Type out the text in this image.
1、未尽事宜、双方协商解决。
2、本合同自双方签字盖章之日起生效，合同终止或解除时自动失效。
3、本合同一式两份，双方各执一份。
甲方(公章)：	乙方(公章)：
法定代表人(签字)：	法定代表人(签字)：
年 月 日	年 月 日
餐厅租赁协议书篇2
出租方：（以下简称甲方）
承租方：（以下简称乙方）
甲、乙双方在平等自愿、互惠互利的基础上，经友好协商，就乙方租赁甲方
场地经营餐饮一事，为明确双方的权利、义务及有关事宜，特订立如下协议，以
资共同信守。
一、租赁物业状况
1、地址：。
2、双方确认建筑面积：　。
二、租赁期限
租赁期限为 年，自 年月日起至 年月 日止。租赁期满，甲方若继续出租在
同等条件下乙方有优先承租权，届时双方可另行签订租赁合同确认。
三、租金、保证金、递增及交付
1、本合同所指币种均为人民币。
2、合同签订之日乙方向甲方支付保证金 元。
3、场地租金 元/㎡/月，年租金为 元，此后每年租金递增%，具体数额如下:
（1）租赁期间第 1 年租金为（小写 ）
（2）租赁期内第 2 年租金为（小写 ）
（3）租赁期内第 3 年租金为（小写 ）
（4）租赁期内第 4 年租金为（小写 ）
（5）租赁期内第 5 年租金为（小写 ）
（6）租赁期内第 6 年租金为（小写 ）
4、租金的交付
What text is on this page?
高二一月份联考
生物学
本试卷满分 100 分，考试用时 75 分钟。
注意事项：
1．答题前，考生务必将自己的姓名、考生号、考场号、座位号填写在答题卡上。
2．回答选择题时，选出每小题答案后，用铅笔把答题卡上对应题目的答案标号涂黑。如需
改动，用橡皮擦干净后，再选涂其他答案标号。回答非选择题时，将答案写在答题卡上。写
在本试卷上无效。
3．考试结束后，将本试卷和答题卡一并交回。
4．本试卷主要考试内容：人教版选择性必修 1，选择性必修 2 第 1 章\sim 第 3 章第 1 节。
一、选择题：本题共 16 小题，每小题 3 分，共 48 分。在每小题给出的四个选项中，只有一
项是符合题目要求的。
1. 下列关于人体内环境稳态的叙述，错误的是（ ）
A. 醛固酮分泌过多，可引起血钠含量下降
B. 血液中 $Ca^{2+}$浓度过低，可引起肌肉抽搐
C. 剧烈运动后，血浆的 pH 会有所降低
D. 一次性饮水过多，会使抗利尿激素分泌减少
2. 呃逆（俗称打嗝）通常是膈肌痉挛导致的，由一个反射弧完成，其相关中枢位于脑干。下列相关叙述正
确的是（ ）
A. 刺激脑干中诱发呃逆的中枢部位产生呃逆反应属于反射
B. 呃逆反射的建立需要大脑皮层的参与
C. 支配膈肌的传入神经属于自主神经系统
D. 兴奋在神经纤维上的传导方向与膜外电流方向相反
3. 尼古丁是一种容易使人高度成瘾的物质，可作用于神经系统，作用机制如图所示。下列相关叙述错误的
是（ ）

· · · · · · ·

Copy the entries above exactly, leaving none out.

Type out the text in this image.
1、未尽事宜、双方协商解决。
2、本合同自双方签字盖章之日起生效，合同终止或解除时自动失效。
3、本合同一式两份，双方各执一份。
甲方(公章)：	乙方(公章)：
法定代表人(签字)：	法定代表人(签字)：
年 月 日	年 月 日
餐厅租赁协议书篇2
出租方：（以下简称甲方）
承租方：（以下简称乙方）
甲、乙双方在平等自愿、互惠互利的基础上，经友好协商，就乙方租赁甲方
场地经营餐饮一事，为明确双方的权利、义务及有关事宜，特订立如下协议，以
资共同信守。
一、租赁物业状况
1、地址：。
2、双方确认建筑面积：　。
二、租赁期限
租赁期限为 年，自 年月日起至 年月 日止。租赁期满，甲方若继续出租在
同等条件下乙方有优先承租权，届时双方可另行签订租赁合同确认。
三、租金、保证金、递增及交付
1、本合同所指币种均为人民币。
2、合同签订之日乙方向甲方支付保证金 元。
3、场地租金 元/㎡/月，年租金为 元，此后每年租金递增%，具体数额如下:
（1）租赁期间第 1 年租金为（小写 ）
（2）租赁期内第 2 年租金为（小写 ）
（3）租赁期内第 3 年租金为（小写 ）
（4）租赁期内第 4 年租金为（小写 ）
（5）租赁期内第 5 年租金为（小写 ）
（6）租赁期内第 6 年租金为（小写 ）
4、租金的交付
What text is on this page?
高二一月份联考
生物学
本试卷满分 100 分，考试用时 75 分钟。
注意事项：
1．答题前，考生务必将自己的姓名、考生号、考场号、座位号填写在答题卡上。
2．回答选择题时，选出每小题答案后，用铅笔把答题卡上对应题目的答案标号涂黑。如需
改动，用橡皮擦干净后，再选涂其他答案标号。回答非选择题时，将答案写在答题卡上。写
在本试卷上无效。
3．考试结束后，将本试卷和答题卡一并交回。
4．本试卷主要考试内容：人教版选择性必修 1，选择性必修 2 第 1 章\sim 第 3 章第 1 节。
一、选择题：本题共 16 小题，每小题 3 分，共 48 分。在每小题给出的四个选项中，只有一
项是符合题目要求的。
1. 下列关于人体内环境稳态的叙述，错误的是（ ）
A. 醛固酮分泌过多，可引起血钠含量下降
B. 血液中 $Ca^{2+}$浓度过低，可引起肌肉抽搐
C. 剧烈运动后，血浆的 pH 会有所降低
D. 一次性饮水过多，会使抗利尿激素分泌减少
2. 呃逆（俗称打嗝）通常是膈肌痉挛导致的，由一个反射弧完成，其相关中枢位于脑干。下列相关叙述正
确的是（ ）
A. 刺激脑干中诱发呃逆的中枢部位产生呃逆反应属于反射
B. 呃逆反射的建立需要大脑皮层的参与
C. 支配膈肌的传入神经属于自主神经系统
D. 兴奋在神经纤维上的传导方向与膜外电流方向相反
3. 尼古丁是一种容易使人高度成瘾的物质，可作用于神经系统，作用机制如图所示。下列相关叙述错误的
是（ ）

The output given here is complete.